(Structured figure records)
· · · ·
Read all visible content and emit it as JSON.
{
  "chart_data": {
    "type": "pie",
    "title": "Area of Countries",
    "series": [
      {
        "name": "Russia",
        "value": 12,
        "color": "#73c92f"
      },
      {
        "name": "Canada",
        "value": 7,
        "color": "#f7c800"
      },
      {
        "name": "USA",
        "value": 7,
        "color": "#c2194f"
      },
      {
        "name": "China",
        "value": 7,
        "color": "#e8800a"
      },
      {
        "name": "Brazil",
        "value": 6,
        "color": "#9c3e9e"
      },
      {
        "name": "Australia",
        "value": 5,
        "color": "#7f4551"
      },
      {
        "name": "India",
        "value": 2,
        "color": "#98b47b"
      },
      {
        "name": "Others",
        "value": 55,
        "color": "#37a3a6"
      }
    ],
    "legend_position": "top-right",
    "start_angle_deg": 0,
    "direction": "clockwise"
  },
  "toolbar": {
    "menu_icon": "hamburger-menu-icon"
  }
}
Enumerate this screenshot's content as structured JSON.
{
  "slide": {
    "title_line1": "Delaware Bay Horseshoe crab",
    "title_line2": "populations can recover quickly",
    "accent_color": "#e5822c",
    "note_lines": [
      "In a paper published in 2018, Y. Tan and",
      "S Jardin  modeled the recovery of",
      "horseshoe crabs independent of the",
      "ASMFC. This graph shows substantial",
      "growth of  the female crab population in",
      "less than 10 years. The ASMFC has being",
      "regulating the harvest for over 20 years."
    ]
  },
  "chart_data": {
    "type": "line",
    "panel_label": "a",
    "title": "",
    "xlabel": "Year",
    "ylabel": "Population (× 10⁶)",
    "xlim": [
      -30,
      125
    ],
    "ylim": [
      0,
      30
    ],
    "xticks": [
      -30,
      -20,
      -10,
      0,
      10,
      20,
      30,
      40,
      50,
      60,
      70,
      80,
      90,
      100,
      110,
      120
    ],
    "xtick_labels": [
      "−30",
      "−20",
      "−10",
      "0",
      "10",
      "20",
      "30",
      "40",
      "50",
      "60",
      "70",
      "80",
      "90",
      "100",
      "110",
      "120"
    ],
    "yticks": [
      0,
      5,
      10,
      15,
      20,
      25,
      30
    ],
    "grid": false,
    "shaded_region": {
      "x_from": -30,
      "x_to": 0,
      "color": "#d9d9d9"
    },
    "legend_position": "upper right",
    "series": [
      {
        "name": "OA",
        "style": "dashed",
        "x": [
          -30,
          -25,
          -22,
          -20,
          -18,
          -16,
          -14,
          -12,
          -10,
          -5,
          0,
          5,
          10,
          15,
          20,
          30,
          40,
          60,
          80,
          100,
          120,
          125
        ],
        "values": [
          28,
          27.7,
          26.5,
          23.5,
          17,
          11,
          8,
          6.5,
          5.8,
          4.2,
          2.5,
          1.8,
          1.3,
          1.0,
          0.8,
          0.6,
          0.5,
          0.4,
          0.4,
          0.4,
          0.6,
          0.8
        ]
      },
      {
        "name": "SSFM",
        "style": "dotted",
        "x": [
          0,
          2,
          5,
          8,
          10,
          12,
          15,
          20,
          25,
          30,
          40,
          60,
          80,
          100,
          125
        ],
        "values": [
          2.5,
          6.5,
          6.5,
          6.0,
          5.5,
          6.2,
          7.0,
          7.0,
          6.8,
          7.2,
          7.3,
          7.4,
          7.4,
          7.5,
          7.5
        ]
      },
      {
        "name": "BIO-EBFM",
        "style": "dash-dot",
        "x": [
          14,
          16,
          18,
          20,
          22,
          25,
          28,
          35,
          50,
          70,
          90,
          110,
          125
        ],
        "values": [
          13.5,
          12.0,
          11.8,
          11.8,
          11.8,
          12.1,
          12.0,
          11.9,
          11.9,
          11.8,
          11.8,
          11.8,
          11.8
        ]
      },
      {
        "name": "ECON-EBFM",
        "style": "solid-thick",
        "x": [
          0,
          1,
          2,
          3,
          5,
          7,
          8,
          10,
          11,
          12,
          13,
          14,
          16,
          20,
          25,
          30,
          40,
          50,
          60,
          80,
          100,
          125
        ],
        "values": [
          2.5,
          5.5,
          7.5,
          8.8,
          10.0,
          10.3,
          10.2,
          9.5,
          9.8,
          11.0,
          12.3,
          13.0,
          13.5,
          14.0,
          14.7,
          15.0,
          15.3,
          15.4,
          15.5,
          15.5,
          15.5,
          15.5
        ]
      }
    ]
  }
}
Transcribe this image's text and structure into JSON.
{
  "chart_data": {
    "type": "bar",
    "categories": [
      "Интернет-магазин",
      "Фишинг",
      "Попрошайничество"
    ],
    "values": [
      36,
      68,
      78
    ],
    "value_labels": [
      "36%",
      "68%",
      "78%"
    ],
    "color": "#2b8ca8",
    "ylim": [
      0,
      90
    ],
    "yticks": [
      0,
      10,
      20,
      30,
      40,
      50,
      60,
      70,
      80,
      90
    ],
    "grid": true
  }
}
· · · ·
GIVEN REQUEST: Leave out every line without the string "name" and copy the rest.

OUTPUT:
        "name": "Russia",
        "name": "Canada",
        "name": "USA",
        "name": "China",
        "name": "Brazil",
        "name": "Australia",
        "name": "India",
        "name": "Others",
        "name": "OA",
        "name": "SSFM",
        "name": "BIO-EBFM",
        "name": "ECON-EBFM",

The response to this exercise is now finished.